=== RECORDS SUPPLIED ===

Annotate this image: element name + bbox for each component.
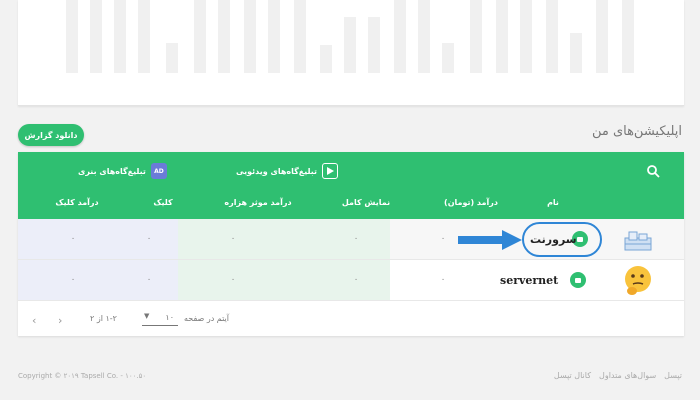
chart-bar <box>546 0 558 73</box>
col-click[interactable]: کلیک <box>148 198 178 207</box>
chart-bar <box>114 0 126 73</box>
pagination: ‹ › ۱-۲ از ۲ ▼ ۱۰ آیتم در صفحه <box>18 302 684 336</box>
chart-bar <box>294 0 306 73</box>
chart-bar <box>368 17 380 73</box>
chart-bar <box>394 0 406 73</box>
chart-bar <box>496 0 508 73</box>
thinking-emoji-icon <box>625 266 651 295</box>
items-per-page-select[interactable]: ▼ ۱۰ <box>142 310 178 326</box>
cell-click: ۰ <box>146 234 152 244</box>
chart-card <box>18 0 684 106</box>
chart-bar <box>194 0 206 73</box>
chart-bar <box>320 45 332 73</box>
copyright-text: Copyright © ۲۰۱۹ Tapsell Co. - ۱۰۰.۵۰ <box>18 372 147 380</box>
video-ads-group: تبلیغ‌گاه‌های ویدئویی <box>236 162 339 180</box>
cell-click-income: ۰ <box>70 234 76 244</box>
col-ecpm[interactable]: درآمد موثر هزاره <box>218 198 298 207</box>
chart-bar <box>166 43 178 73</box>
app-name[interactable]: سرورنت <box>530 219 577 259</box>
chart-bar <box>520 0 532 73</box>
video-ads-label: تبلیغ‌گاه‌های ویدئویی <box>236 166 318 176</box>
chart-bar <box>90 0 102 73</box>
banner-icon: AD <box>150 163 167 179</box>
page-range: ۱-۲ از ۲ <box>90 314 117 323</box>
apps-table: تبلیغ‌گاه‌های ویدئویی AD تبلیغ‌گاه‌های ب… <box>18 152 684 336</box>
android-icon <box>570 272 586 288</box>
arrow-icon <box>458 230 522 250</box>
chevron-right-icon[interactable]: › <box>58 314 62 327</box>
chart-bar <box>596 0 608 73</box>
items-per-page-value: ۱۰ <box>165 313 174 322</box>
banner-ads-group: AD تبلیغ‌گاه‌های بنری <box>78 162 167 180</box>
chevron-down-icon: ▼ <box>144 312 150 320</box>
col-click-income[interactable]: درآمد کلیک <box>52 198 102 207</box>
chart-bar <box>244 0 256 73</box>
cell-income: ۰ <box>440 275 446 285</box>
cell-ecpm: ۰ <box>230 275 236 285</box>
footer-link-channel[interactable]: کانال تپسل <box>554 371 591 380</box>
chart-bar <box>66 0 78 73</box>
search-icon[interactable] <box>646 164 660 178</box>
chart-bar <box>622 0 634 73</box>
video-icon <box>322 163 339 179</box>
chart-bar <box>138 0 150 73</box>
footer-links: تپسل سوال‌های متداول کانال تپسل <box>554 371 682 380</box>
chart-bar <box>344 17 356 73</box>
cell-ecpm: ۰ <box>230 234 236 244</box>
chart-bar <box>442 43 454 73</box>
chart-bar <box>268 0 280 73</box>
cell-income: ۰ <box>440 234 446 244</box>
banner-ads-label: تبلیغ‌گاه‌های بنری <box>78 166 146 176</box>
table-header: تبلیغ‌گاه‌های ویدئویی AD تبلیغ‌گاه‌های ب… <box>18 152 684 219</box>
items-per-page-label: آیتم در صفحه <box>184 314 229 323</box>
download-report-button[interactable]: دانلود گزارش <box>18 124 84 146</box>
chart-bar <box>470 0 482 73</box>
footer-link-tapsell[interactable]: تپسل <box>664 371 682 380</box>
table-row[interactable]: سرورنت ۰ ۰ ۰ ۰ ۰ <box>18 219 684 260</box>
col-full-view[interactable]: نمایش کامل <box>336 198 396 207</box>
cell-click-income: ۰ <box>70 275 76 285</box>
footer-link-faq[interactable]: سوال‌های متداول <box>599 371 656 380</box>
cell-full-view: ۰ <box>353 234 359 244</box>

===

### TASK DIRECTIONS
Copy out the data above word for word, leaving out the picture.

### OUTPUT FOR THIS EXERCISE
Annotate this image: element name + bbox for each component.
chart-bar <box>546 0 558 73</box>
col-click[interactable]: کلیک <box>148 198 178 207</box>
chart-bar <box>114 0 126 73</box>
pagination: ‹ › ۱-۲ از ۲ ▼ ۱۰ آیتم در صفحه <box>18 302 684 336</box>
chart-bar <box>294 0 306 73</box>
chart-bar <box>368 17 380 73</box>
chart-bar <box>394 0 406 73</box>
chart-bar <box>496 0 508 73</box>
thinking-emoji-icon <box>625 266 651 295</box>
items-per-page-select[interactable]: ▼ ۱۰ <box>142 310 178 326</box>
cell-click: ۰ <box>146 234 152 244</box>
chart-card <box>18 0 684 106</box>
chart-bar <box>194 0 206 73</box>
chart-bar <box>320 45 332 73</box>
copyright-text: Copyright © ۲۰۱۹ Tapsell Co. - ۱۰۰.۵۰ <box>18 372 147 380</box>
video-ads-group: تبلیغ‌گاه‌های ویدئویی <box>236 162 339 180</box>
cell-click-income: ۰ <box>70 234 76 244</box>
col-ecpm[interactable]: درآمد موثر هزاره <box>218 198 298 207</box>
chart-bar <box>166 43 178 73</box>
app-name[interactable]: سرورنت <box>530 219 577 259</box>
chart-bar <box>520 0 532 73</box>
video-ads-label: تبلیغ‌گاه‌های ویدئویی <box>236 166 318 176</box>
chart-bar <box>90 0 102 73</box>
banner-icon: AD <box>150 163 167 179</box>
page-range: ۱-۲ از ۲ <box>90 314 117 323</box>
apps-table: تبلیغ‌گاه‌های ویدئویی AD تبلیغ‌گاه‌های ب… <box>18 152 684 336</box>
android-icon <box>570 272 586 288</box>
arrow-icon <box>458 230 522 250</box>
chevron-right-icon[interactable]: › <box>58 314 62 327</box>
chart-bar <box>596 0 608 73</box>
items-per-page-value: ۱۰ <box>165 313 174 322</box>
banner-ads-group: AD تبلیغ‌گاه‌های بنری <box>78 162 167 180</box>
chevron-down-icon: ▼ <box>144 312 150 320</box>
col-click-income[interactable]: درآمد کلیک <box>52 198 102 207</box>
chart-bar <box>244 0 256 73</box>
cell-income: ۰ <box>440 275 446 285</box>
cell-ecpm: ۰ <box>230 275 236 285</box>
footer-link-channel[interactable]: کانال تپسل <box>554 371 591 380</box>
chart-bar <box>66 0 78 73</box>
search-icon[interactable] <box>646 164 660 178</box>
chart-bar <box>622 0 634 73</box>
video-icon <box>322 163 339 179</box>
chart-bar <box>138 0 150 73</box>
footer-links: تپسل سوال‌های متداول کانال تپسل <box>554 371 682 380</box>
chart-bar <box>344 17 356 73</box>
cell-ecpm: ۰ <box>230 234 236 244</box>
chart-bar <box>442 43 454 73</box>
chart-bar <box>268 0 280 73</box>
cell-income: ۰ <box>440 234 446 244</box>
banner-ads-label: تبلیغ‌گاه‌های بنری <box>78 166 146 176</box>
table-header: تبلیغ‌گاه‌های ویدئویی AD تبلیغ‌گاه‌های ب… <box>18 152 684 219</box>
items-per-page-label: آیتم در صفحه <box>184 314 229 323</box>
download-report-button[interactable]: دانلود گزارش <box>18 124 84 146</box>
chart-bar <box>470 0 482 73</box>
footer-link-tapsell[interactable]: تپسل <box>664 371 682 380</box>
table-row[interactable]: سرورنت ۰ ۰ ۰ ۰ ۰ <box>18 219 684 260</box>
col-full-view[interactable]: نمایش کامل <box>336 198 396 207</box>
cell-click-income: ۰ <box>70 275 76 285</box>
footer-link-faq[interactable]: سوال‌های متداول <box>599 371 656 380</box>
cell-full-view: ۰ <box>353 234 359 244</box>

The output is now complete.